[Item position entries]
^^^^^^^^
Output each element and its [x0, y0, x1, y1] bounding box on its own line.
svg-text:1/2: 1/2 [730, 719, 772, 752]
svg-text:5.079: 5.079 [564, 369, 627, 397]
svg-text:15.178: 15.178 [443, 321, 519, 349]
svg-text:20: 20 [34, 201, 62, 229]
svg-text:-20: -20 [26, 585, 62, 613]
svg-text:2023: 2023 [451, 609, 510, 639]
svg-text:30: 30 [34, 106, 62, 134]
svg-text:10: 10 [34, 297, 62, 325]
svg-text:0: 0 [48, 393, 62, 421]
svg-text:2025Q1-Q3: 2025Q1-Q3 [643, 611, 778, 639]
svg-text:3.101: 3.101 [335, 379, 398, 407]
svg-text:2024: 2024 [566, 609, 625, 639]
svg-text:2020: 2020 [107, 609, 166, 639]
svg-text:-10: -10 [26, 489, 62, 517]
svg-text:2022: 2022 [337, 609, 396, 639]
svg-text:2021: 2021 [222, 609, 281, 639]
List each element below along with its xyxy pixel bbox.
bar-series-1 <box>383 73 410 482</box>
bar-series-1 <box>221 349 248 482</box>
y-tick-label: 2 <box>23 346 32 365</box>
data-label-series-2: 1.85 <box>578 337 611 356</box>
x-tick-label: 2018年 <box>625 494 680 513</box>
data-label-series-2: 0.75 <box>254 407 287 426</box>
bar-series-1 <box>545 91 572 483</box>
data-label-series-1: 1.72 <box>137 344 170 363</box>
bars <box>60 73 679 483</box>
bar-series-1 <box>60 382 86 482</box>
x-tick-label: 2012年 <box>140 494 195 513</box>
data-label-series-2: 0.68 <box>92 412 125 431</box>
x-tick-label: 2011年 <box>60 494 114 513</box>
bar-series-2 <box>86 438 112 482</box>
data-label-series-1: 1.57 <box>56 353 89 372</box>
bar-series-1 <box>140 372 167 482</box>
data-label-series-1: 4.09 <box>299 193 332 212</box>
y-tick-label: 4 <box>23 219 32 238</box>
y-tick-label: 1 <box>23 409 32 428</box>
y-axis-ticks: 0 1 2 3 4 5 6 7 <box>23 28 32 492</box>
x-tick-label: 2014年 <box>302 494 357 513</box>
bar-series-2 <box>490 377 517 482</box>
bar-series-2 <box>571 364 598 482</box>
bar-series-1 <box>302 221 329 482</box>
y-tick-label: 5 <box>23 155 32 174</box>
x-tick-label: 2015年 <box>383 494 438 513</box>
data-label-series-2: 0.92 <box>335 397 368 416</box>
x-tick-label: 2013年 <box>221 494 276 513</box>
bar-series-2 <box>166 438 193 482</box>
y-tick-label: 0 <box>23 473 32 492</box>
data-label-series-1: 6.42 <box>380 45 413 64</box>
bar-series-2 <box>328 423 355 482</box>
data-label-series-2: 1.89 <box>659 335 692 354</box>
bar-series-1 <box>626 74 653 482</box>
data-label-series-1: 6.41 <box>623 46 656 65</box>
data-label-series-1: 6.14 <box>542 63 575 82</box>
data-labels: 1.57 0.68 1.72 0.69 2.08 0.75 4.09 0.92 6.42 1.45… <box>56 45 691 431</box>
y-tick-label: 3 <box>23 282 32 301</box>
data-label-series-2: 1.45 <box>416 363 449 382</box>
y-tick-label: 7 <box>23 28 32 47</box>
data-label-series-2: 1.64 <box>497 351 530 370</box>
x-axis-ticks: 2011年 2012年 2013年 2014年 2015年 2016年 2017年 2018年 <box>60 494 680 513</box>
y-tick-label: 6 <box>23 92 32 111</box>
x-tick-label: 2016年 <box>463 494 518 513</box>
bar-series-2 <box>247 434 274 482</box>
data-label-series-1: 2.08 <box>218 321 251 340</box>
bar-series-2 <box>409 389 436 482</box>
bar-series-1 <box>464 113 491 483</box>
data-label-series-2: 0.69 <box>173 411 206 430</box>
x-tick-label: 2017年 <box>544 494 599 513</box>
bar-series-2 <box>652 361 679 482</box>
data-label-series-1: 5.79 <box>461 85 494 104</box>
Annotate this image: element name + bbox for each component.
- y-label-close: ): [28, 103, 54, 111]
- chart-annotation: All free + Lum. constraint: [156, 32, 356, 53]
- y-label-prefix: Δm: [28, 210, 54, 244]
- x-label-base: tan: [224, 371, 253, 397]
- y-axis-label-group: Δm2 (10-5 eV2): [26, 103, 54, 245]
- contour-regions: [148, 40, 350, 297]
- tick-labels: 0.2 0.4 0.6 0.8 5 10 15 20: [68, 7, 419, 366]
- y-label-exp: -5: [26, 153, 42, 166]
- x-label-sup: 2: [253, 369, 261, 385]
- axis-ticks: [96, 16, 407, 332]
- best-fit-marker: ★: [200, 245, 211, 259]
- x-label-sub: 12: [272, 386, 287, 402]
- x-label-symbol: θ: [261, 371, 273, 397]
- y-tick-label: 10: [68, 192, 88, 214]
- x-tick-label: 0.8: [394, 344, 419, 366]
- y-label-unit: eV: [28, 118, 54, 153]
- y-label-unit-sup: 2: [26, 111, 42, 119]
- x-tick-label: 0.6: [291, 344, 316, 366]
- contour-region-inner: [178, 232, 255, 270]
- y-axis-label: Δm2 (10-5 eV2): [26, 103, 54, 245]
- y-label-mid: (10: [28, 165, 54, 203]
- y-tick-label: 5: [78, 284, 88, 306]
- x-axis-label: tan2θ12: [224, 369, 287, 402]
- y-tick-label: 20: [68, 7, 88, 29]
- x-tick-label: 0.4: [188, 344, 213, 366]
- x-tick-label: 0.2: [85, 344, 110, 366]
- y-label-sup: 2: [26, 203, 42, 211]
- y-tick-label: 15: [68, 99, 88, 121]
^^^^^^^^
Copy the lines of the listing exactly as they appear, from the start of the listing through the line holding "data-label-series-2: 0.75 <box>254", inclusive.

* EXERCISE ANSWER
Output each element and its [x0, y0, x1, y1] bounding box on its own line.
svg-text:1/2: 1/2 [730, 719, 772, 752]
svg-text:5.079: 5.079 [564, 369, 627, 397]
svg-text:15.178: 15.178 [443, 321, 519, 349]
svg-text:20: 20 [34, 201, 62, 229]
svg-text:-20: -20 [26, 585, 62, 613]
svg-text:2023: 2023 [451, 609, 510, 639]
svg-text:30: 30 [34, 106, 62, 134]
svg-text:10: 10 [34, 297, 62, 325]
svg-text:0: 0 [48, 393, 62, 421]
svg-text:2025Q1-Q3: 2025Q1-Q3 [643, 611, 778, 639]
svg-text:3.101: 3.101 [335, 379, 398, 407]
svg-text:2024: 2024 [566, 609, 625, 639]
svg-text:2020: 2020 [107, 609, 166, 639]
svg-text:-10: -10 [26, 489, 62, 517]
svg-text:2022: 2022 [337, 609, 396, 639]
svg-text:2021: 2021 [222, 609, 281, 639]
List each element below along with its xyxy pixel bbox.
bar-series-1 <box>383 73 410 482</box>
bar-series-1 <box>221 349 248 482</box>
y-tick-label: 2 <box>23 346 32 365</box>
data-label-series-2: 1.85 <box>578 337 611 356</box>
x-tick-label: 2018年 <box>625 494 680 513</box>
data-label-series-2: 0.75 <box>254 407 287 426</box>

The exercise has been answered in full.